Output the lines of the records starting at the one containing "column-header-file-id[interactable]: File ID" and ending at the one containing "324, 1195, 338]", reproducing them exactly.

========

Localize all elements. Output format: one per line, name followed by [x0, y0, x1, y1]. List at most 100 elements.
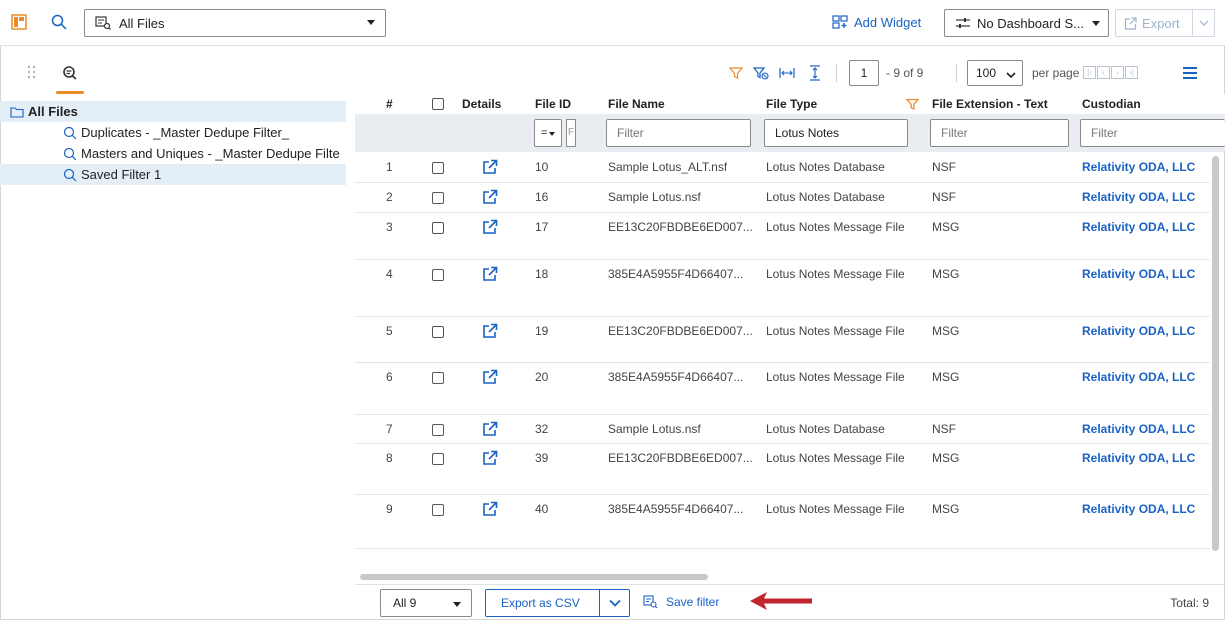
column-header-file-id[interactable]: File ID — [535, 94, 571, 114]
open-record-icon[interactable] — [482, 369, 498, 385]
dashboard-icon[interactable] — [9, 12, 29, 32]
cell-custodian[interactable]: Relativity ODA, LLC — [1082, 370, 1195, 384]
per-page-select[interactable]: 100 — [967, 60, 1023, 86]
cell-file-id: 17 — [535, 220, 549, 234]
table-row[interactable]: 8 39 EE13C20FBDBE6ED007... Lotus Notes Mess… — [355, 444, 1210, 495]
fit-height-icon[interactable] — [806, 64, 824, 82]
file-extension-filter-input[interactable]: Filter — [930, 119, 1069, 147]
file-type-filter-input[interactable]: Lotus Notes — [764, 119, 908, 147]
cell-custodian[interactable]: Relativity ODA, LLC — [1082, 324, 1195, 338]
open-record-icon[interactable] — [482, 189, 498, 205]
table-row[interactable]: 6 20 385E4A5955F4D66407... Lotus Notes Mess… — [355, 363, 1210, 415]
per-page-label: per page — [1032, 66, 1080, 80]
cell-custodian[interactable]: Relativity ODA, LLC — [1082, 267, 1195, 281]
file-id-operator-select[interactable]: = — [534, 119, 562, 147]
table-row[interactable]: 4 18 385E4A5955F4D66407... Lotus Notes Mess… — [355, 260, 1210, 317]
vertical-scrollbar[interactable] — [1212, 156, 1219, 551]
table-row[interactable]: 3 17 EE13C20FBDBE6ED007... Lotus Notes Mess… — [355, 213, 1210, 260]
column-header-file-name[interactable]: File Name — [608, 94, 665, 114]
table-row[interactable]: 7 32 Sample Lotus.nsf Lotus Notes Database N… — [355, 415, 1210, 444]
open-record-icon[interactable] — [482, 266, 498, 282]
add-widget-button[interactable]: Add Widget — [832, 12, 921, 32]
table-row[interactable]: 1 10 Sample Lotus_ALT.nsf Lotus Notes Datab… — [355, 153, 1210, 183]
page-number-input[interactable]: 1 — [849, 60, 879, 86]
cell-file-extension: MSG — [932, 451, 960, 465]
tree-item-all-files[interactable]: All Files — [0, 101, 346, 122]
saved-search-icon — [95, 16, 111, 30]
select-all-checkbox[interactable] — [432, 94, 444, 114]
table-row[interactable]: 9 40 385E4A5955F4D66407... Lotus Notes Mess… — [355, 495, 1210, 549]
export-csv-button[interactable]: Export as CSV — [485, 589, 630, 617]
menu-icon[interactable] — [1183, 67, 1197, 79]
cell-num: 8 — [386, 451, 393, 465]
cell-file-type: Lotus Notes Message File — [766, 324, 905, 338]
row-checkbox[interactable] — [432, 192, 444, 204]
row-checkbox[interactable] — [432, 453, 444, 465]
file-name-filter-input[interactable]: Filter — [606, 119, 751, 147]
export-button[interactable]: Export — [1115, 9, 1215, 37]
add-widget-label: Add Widget — [854, 14, 922, 30]
open-record-icon[interactable] — [482, 450, 498, 466]
column-header-num[interactable]: # — [386, 94, 393, 114]
tree-item-masters-uniques[interactable]: Masters and Uniques - _Master Dedupe Fil… — [0, 143, 346, 164]
column-header-file-type[interactable]: File Type — [766, 94, 817, 114]
tree-item-label: All Files — [28, 104, 78, 119]
cell-custodian[interactable]: Relativity ODA, LLC — [1082, 422, 1195, 436]
chevron-down-icon[interactable] — [1193, 20, 1214, 26]
clear-filter-icon[interactable] — [752, 64, 770, 82]
row-checkbox[interactable] — [432, 326, 444, 338]
cell-custodian[interactable]: Relativity ODA, LLC — [1082, 451, 1195, 465]
tree-item-duplicates[interactable]: Duplicates - _Master Dedupe Filter_ — [0, 122, 346, 143]
next-page-icon[interactable]: › — [1111, 66, 1124, 79]
row-checkbox[interactable] — [432, 504, 444, 516]
drag-handle-icon[interactable] — [28, 66, 38, 82]
table-row[interactable]: 5 19 EE13C20FBDBE6ED007... Lotus Notes Mess… — [355, 317, 1210, 363]
cell-custodian[interactable]: Relativity ODA, LLC — [1082, 220, 1195, 234]
tree-item-saved-filter-1[interactable]: Saved Filter 1 — [0, 164, 346, 185]
chevron-down-icon — [1006, 68, 1016, 82]
fit-width-icon[interactable] — [778, 64, 796, 82]
chevron-down-icon — [549, 132, 555, 136]
row-checkbox[interactable] — [432, 372, 444, 384]
open-record-icon[interactable] — [482, 501, 498, 517]
open-record-icon[interactable] — [482, 421, 498, 437]
dashboard-select[interactable]: No Dashboard S... — [944, 9, 1109, 37]
last-page-icon[interactable]: ›| — [1125, 66, 1138, 79]
first-page-icon[interactable]: |‹ — [1083, 66, 1096, 79]
column-header-details[interactable]: Details — [462, 94, 501, 114]
search-icon[interactable] — [49, 12, 69, 32]
cell-file-extension: MSG — [932, 502, 960, 516]
cell-file-id: 20 — [535, 370, 549, 384]
cell-file-id: 19 — [535, 324, 549, 338]
open-record-icon[interactable] — [482, 219, 498, 235]
open-record-icon[interactable] — [482, 159, 498, 175]
column-header-custodian[interactable]: Custodian — [1082, 94, 1141, 114]
cell-custodian[interactable]: Relativity ODA, LLC — [1082, 160, 1195, 174]
scope-select[interactable]: All 9 — [380, 589, 472, 617]
cell-file-extension: MSG — [932, 220, 960, 234]
cell-file-name: 385E4A5955F4D66407... — [608, 267, 744, 281]
filter-row: = F Filter Lotus Notes Filter Filter — [355, 114, 1225, 152]
cell-custodian[interactable]: Relativity ODA, LLC — [1082, 190, 1195, 204]
column-filter-active-icon[interactable] — [906, 94, 919, 114]
view-select[interactable]: All Files — [84, 9, 386, 37]
row-checkbox[interactable] — [432, 162, 444, 174]
filter-icon[interactable] — [727, 64, 745, 82]
custodian-filter-input[interactable]: Filter — [1080, 119, 1225, 147]
chevron-down-icon[interactable] — [600, 599, 629, 607]
file-id-filter-input[interactable]: F — [566, 119, 576, 147]
tab-saved-searches[interactable] — [56, 64, 84, 96]
table-row[interactable]: 2 16 Sample Lotus.nsf Lotus Notes Database N… — [355, 183, 1210, 213]
cell-num: 9 — [386, 502, 393, 516]
column-header-file-extension[interactable]: File Extension - Text — [932, 94, 1048, 114]
row-checkbox[interactable] — [432, 424, 444, 436]
chevron-down-icon — [367, 20, 375, 25]
row-checkbox[interactable] — [432, 269, 444, 281]
horizontal-scrollbar[interactable] — [360, 574, 708, 580]
open-record-icon[interactable] — [482, 323, 498, 339]
cell-custodian[interactable]: Relativity ODA, LLC — [1082, 502, 1195, 516]
prev-page-icon[interactable]: ‹ — [1097, 66, 1110, 79]
search-icon — [63, 147, 77, 161]
save-filter-button[interactable]: Save filter — [643, 595, 719, 609]
row-checkbox[interactable] — [432, 222, 444, 234]
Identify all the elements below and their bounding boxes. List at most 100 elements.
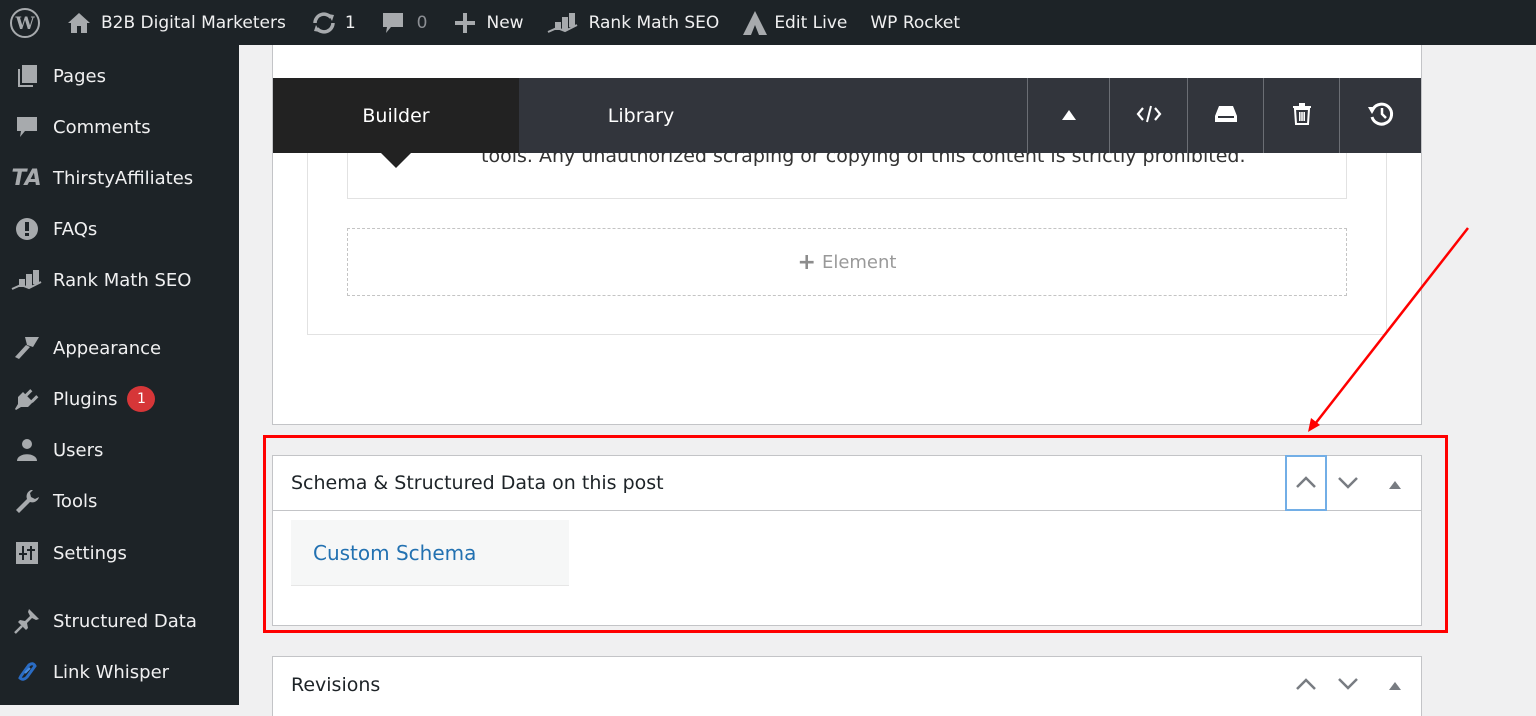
toggle-panel-button[interactable] bbox=[1369, 456, 1421, 511]
plugin-icon bbox=[0, 386, 53, 412]
sidebar-label: Plugins bbox=[53, 388, 118, 410]
save-layout-icon bbox=[1214, 104, 1238, 128]
new-content-link[interactable]: New bbox=[438, 0, 534, 45]
updates-link[interactable]: 1 bbox=[297, 0, 367, 45]
toggle-panel-button[interactable] bbox=[1369, 657, 1421, 712]
rank-math-link[interactable]: Rank Math SEO bbox=[535, 0, 731, 45]
rank-math-label: Rank Math SEO bbox=[588, 12, 720, 33]
edit-live-label: Edit Live bbox=[774, 12, 848, 33]
site-name: B2B Digital Marketers bbox=[101, 12, 286, 33]
code-icon bbox=[1136, 104, 1162, 128]
sidebar-label: FAQs bbox=[53, 218, 98, 240]
settings-icon bbox=[0, 541, 53, 565]
link-whisper-icon bbox=[0, 661, 53, 683]
thirstyaffiliates-icon: TA bbox=[11, 165, 42, 191]
comments-link[interactable]: 0 bbox=[367, 0, 439, 45]
move-down-button[interactable] bbox=[1327, 657, 1369, 712]
custom-schema-label: Custom Schema bbox=[313, 540, 477, 565]
revisions-metabox-header[interactable]: Revisions bbox=[273, 657, 1421, 712]
sidebar-label: Users bbox=[53, 439, 104, 461]
updates-count: 1 bbox=[344, 12, 356, 33]
comment-icon bbox=[381, 11, 405, 35]
sidebar-item-thirstyaffiliates[interactable]: TA ThirstyAffiliates bbox=[0, 158, 239, 198]
sidebar-label: Rank Math SEO bbox=[53, 269, 192, 291]
sidebar-item-plugins[interactable]: Plugins 1 bbox=[0, 379, 239, 419]
history-button[interactable] bbox=[1339, 78, 1421, 153]
admin-sidebar: Pages Comments TA ThirstyAffiliates FAQs… bbox=[0, 45, 239, 705]
pin-icon bbox=[0, 607, 53, 635]
wordpress-icon: W bbox=[9, 7, 41, 39]
tab-builder[interactable]: Builder bbox=[273, 78, 519, 168]
edit-live-link[interactable]: Edit Live bbox=[730, 0, 858, 45]
triangle-up-icon bbox=[1388, 473, 1402, 495]
sidebar-item-structured-data[interactable]: Structured Data bbox=[0, 601, 239, 641]
delete-layout-button[interactable] bbox=[1263, 78, 1339, 153]
move-up-button[interactable] bbox=[1285, 455, 1327, 511]
sidebar-label: Settings bbox=[53, 542, 127, 564]
sidebar-item-rank-math[interactable]: Rank Math SEO bbox=[0, 260, 239, 300]
wrench-icon bbox=[0, 488, 53, 514]
chevron-up-icon bbox=[1295, 472, 1317, 494]
plugins-update-badge: 1 bbox=[127, 386, 156, 412]
sidebar-label: Pages bbox=[53, 65, 106, 87]
revisions-metabox-title: Revisions bbox=[291, 673, 381, 696]
sidebar-item-settings[interactable]: Settings bbox=[0, 533, 239, 573]
sidebar-item-link-whisper[interactable]: Link Whisper bbox=[0, 652, 239, 692]
sidebar-item-users[interactable]: Users bbox=[0, 430, 239, 470]
triangle-up-icon bbox=[1388, 674, 1402, 696]
admin-bar: W B2B Digital Marketers 1 0 New Rank Mat… bbox=[0, 0, 1536, 45]
comments-icon bbox=[0, 115, 53, 139]
wp-rocket-label: WP Rocket bbox=[870, 12, 960, 33]
save-layout-button[interactable] bbox=[1187, 78, 1263, 153]
paintbrush-icon bbox=[0, 335, 53, 361]
sidebar-label: Tools bbox=[53, 490, 98, 512]
builder-toolbar: Builder Library bbox=[273, 78, 1421, 168]
sidebar-item-appearance[interactable]: Appearance bbox=[0, 328, 239, 368]
sidebar-label: Appearance bbox=[53, 337, 162, 359]
plus-icon bbox=[454, 12, 476, 34]
sidebar-label: Comments bbox=[53, 116, 151, 138]
sidebar-item-comments[interactable]: Comments bbox=[0, 107, 239, 147]
site-name-link[interactable]: B2B Digital Marketers bbox=[56, 0, 297, 45]
schema-metabox-title: Schema & Structured Data on this post bbox=[291, 472, 664, 494]
updates-icon bbox=[311, 11, 337, 35]
wp-rocket-link[interactable]: WP Rocket bbox=[858, 0, 971, 45]
tab-label: Builder bbox=[362, 104, 430, 127]
edit-live-icon bbox=[742, 10, 768, 36]
sidebar-item-faqs[interactable]: FAQs bbox=[0, 209, 239, 249]
custom-schema-tab[interactable]: Custom Schema bbox=[291, 520, 569, 586]
sidebar-label: Structured Data bbox=[53, 610, 197, 632]
collapse-builder-button[interactable] bbox=[1027, 78, 1109, 153]
tab-label: Library bbox=[607, 104, 675, 127]
schema-metabox-header[interactable]: Schema & Structured Data on this post bbox=[273, 455, 1421, 511]
home-icon bbox=[67, 12, 91, 34]
svg-text:W: W bbox=[14, 14, 35, 34]
add-element-button[interactable]: + Element bbox=[347, 228, 1347, 296]
sidebar-label: ThirstyAffiliates bbox=[53, 167, 194, 189]
revisions-metabox: Revisions bbox=[272, 656, 1422, 716]
sidebar-label: Link Whisper bbox=[53, 661, 170, 683]
text-element-content: tools. Any unauthorized scraping or copy… bbox=[481, 153, 1246, 167]
sidebar-item-pages[interactable]: Pages bbox=[0, 56, 239, 96]
users-icon bbox=[0, 438, 53, 462]
triangle-up-icon bbox=[1061, 106, 1077, 125]
chevron-up-icon bbox=[1295, 674, 1317, 696]
schema-metabox: Schema & Structured Data on this post Cu… bbox=[272, 455, 1422, 626]
move-up-button[interactable] bbox=[1285, 657, 1327, 712]
text-element[interactable]: tools. Any unauthorized scraping or copy… bbox=[347, 153, 1347, 199]
tab-library[interactable]: Library bbox=[519, 78, 763, 153]
chevron-down-icon bbox=[1337, 674, 1359, 696]
plus-icon: + bbox=[797, 249, 816, 275]
sidebar-item-tools[interactable]: Tools bbox=[0, 481, 239, 521]
move-down-button[interactable] bbox=[1327, 456, 1369, 511]
history-icon bbox=[1367, 101, 1395, 131]
wordpress-logo-button[interactable]: W bbox=[0, 0, 56, 45]
code-view-button[interactable] bbox=[1109, 78, 1187, 153]
rank-math-icon bbox=[547, 12, 579, 34]
new-label: New bbox=[486, 12, 524, 33]
add-element-label: Element bbox=[821, 251, 897, 273]
faq-icon bbox=[0, 217, 53, 241]
chevron-down-icon bbox=[1337, 473, 1359, 495]
pages-icon bbox=[0, 64, 53, 88]
rank-math-icon bbox=[0, 269, 53, 291]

========

● **TASK SOLUTION**
column-header-file-id[interactable]: File ID — [535, 94, 571, 114]
open-record-icon[interactable] — [482, 369, 498, 385]
dashboard-icon[interactable] — [9, 12, 29, 32]
cell-custodian[interactable]: Relativity ODA, LLC — [1082, 370, 1195, 384]
per-page-select[interactable]: 100 — [967, 60, 1023, 86]
cell-file-id: 17 — [535, 220, 549, 234]
table-row[interactable]: 8 39 EE13C20FBDBE6ED007... Lotus Notes Mess… — [355, 444, 1210, 495]
fit-height-icon[interactable] — [806, 64, 824, 82]
file-extension-filter-input[interactable]: Filter — [930, 119, 1069, 147]
file-type-filter-input[interactable]: Lotus Notes — [764, 119, 908, 147]
cell-custodian[interactable]: Relativity ODA, LLC — [1082, 324, 1195, 338]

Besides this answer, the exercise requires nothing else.